Count how many lines contain "circle" and reply with that number only.
>> Start
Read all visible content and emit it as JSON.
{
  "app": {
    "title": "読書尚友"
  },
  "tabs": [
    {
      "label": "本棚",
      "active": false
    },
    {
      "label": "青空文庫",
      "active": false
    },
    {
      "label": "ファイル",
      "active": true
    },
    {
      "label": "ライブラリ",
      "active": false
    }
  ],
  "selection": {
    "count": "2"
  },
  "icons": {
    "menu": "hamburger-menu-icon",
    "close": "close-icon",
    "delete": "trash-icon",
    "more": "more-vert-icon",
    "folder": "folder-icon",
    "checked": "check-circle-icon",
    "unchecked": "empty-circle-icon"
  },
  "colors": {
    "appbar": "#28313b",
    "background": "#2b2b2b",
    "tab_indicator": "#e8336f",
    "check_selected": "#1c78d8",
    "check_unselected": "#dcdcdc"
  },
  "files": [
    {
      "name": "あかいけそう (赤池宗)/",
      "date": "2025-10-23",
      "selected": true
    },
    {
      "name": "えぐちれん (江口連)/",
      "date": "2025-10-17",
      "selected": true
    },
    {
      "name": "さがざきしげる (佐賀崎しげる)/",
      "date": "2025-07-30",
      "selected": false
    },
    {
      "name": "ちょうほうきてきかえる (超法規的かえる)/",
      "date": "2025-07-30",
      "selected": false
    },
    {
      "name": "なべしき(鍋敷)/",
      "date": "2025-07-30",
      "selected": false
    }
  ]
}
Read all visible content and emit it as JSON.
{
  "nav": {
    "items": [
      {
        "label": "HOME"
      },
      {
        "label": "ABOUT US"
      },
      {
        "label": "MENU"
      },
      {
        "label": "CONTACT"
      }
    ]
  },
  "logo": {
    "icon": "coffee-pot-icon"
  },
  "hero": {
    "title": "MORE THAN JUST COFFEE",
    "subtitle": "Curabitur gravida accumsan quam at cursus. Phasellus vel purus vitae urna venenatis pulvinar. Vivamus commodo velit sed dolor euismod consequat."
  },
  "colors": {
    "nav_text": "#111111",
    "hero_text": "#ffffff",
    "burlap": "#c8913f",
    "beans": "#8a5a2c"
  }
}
>> End
## Exercise output
2